Stored items:
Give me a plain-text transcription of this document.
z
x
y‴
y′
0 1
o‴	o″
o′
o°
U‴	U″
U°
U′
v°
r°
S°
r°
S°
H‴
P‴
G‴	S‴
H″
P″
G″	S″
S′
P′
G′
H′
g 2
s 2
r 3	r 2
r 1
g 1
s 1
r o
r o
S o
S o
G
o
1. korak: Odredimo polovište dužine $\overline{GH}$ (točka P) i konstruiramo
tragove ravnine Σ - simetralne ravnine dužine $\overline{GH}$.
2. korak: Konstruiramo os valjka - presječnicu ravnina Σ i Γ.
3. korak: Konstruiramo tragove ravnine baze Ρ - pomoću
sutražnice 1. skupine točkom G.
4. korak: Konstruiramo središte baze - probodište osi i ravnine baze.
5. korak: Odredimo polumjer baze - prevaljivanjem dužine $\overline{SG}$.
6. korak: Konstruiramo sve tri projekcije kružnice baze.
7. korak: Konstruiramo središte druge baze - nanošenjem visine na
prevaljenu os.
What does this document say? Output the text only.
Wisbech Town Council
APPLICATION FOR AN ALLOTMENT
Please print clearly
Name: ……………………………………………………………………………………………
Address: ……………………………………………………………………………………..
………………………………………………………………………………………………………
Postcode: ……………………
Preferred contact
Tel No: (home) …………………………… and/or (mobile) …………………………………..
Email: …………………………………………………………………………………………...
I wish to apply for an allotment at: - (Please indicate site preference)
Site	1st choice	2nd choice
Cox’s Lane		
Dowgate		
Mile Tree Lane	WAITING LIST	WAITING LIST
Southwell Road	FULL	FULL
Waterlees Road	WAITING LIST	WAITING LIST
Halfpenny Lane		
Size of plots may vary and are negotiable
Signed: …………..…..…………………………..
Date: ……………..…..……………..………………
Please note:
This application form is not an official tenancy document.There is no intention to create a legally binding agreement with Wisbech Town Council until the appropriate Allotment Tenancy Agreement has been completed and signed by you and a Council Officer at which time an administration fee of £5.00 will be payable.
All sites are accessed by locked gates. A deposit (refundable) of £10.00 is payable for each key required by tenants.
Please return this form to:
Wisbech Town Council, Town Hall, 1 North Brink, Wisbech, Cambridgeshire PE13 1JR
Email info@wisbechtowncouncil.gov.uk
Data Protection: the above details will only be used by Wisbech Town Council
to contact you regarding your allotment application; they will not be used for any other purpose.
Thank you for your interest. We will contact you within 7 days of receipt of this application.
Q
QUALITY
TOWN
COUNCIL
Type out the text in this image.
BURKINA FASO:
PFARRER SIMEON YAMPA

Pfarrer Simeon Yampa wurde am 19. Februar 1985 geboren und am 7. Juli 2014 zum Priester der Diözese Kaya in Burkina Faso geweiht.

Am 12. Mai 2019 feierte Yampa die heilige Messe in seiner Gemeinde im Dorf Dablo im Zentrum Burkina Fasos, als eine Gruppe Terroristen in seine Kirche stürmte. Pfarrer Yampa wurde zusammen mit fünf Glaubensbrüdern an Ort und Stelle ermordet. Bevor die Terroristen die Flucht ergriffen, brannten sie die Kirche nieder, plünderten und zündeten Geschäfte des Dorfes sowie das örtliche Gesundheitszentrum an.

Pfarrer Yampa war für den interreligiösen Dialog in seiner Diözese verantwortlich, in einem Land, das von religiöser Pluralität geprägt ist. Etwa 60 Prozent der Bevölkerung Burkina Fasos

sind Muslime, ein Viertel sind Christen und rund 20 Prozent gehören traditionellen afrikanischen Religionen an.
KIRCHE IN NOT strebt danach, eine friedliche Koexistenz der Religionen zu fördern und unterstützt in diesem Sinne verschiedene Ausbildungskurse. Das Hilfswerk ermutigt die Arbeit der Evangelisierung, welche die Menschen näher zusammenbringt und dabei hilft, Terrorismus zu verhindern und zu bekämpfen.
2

* **Given problem**
Restate the data above word for word.

* **Answer to the task**
Give me a plain-text transcription of this document.
z
x
y‴
y′
0 1
o‴	o″
o′
o°
U‴	U″
U°
U′
v°
r°
S°
r°
S°
H‴
P‴
G‴	S‴
H″
P″
G″	S″
S′
P′
G′
H′
g 2
s 2
r 3	r 2
r 1
g 1
s 1
r o
r o
S o
S o
G
o
1. korak: Odredimo polovište dužine $\overline{GH}$ (točka P) i konstruiramo
tragove ravnine Σ - simetralne ravnine dužine $\overline{GH}$.
2. korak: Konstruiramo os valjka - presječnicu ravnina Σ i Γ.
3. korak: Konstruiramo tragove ravnine baze Ρ - pomoću
sutražnice 1. skupine točkom G.
4. korak: Konstruiramo središte baze - probodište osi i ravnine baze.
5. korak: Odredimo polumjer baze - prevaljivanjem dužine $\overline{SG}$.
6. korak: Konstruiramo sve tri projekcije kružnice baze.
7. korak: Konstruiramo središte druge baze - nanošenjem visine na
prevaljenu os.
What does this document say? Output the text only.
Wisbech Town Council
APPLICATION FOR AN ALLOTMENT
Please print clearly
Name: ……………………………………………………………………………………………
Address: ……………………………………………………………………………………..
………………………………………………………………………………………………………
Postcode: ……………………
Preferred contact
Tel No: (home) …………………………… and/or (mobile) …………………………………..
Email: …………………………………………………………………………………………...
I wish to apply for an allotment at: - (Please indicate site preference)
Site	1st choice	2nd choice
Cox’s Lane		
Dowgate		
Mile Tree Lane	WAITING LIST	WAITING LIST
Southwell Road	FULL	FULL
Waterlees Road	WAITING LIST	WAITING LIST
Halfpenny Lane		
Size of plots may vary and are negotiable
Signed: …………..…..…………………………..
Date: ……………..…..……………..………………
Please note:
This application form is not an official tenancy document.There is no intention to create a legally binding agreement with Wisbech Town Council until the appropriate Allotment Tenancy Agreement has been completed and signed by you and a Council Officer at which time an administration fee of £5.00 will be payable.
All sites are accessed by locked gates. A deposit (refundable) of £10.00 is payable for each key required by tenants.
Please return this form to:
Wisbech Town Council, Town Hall, 1 North Brink, Wisbech, Cambridgeshire PE13 1JR
Email info@wisbechtowncouncil.gov.uk
Data Protection: the above details will only be used by Wisbech Town Council
to contact you regarding your allotment application; they will not be used for any other purpose.
Thank you for your interest. We will contact you within 7 days of receipt of this application.
Q
QUALITY
TOWN
COUNCIL
Type out the text in this image.
BURKINA FASO:
PFARRER SIMEON YAMPA

Pfarrer Simeon Yampa wurde am 19. Februar 1985 geboren und am 7. Juli 2014 zum Priester der Diözese Kaya in Burkina Faso geweiht.

Am 12. Mai 2019 feierte Yampa die heilige Messe in seiner Gemeinde im Dorf Dablo im Zentrum Burkina Fasos, als eine Gruppe Terroristen in seine Kirche stürmte. Pfarrer Yampa wurde zusammen mit fünf Glaubensbrüdern an Ort und Stelle ermordet. Bevor die Terroristen die Flucht ergriffen, brannten sie die Kirche nieder, plünderten und zündeten Geschäfte des Dorfes sowie das örtliche Gesundheitszentrum an.

Pfarrer Yampa war für den interreligiösen Dialog in seiner Diözese verantwortlich, in einem Land, das von religiöser Pluralität geprägt ist. Etwa 60 Prozent der Bevölkerung Burkina Fasos

sind Muslime, ein Viertel sind Christen und rund 20 Prozent gehören traditionellen afrikanischen Religionen an.
KIRCHE IN NOT strebt danach, eine friedliche Koexistenz der Religionen zu fördern und unterstützt in diesem Sinne verschiedene Ausbildungskurse. Das Hilfswerk ermutigt die Arbeit der Evangelisierung, welche die Menschen näher zusammenbringt und dabei hilft, Terrorismus zu verhindern und zu bekämpfen.
2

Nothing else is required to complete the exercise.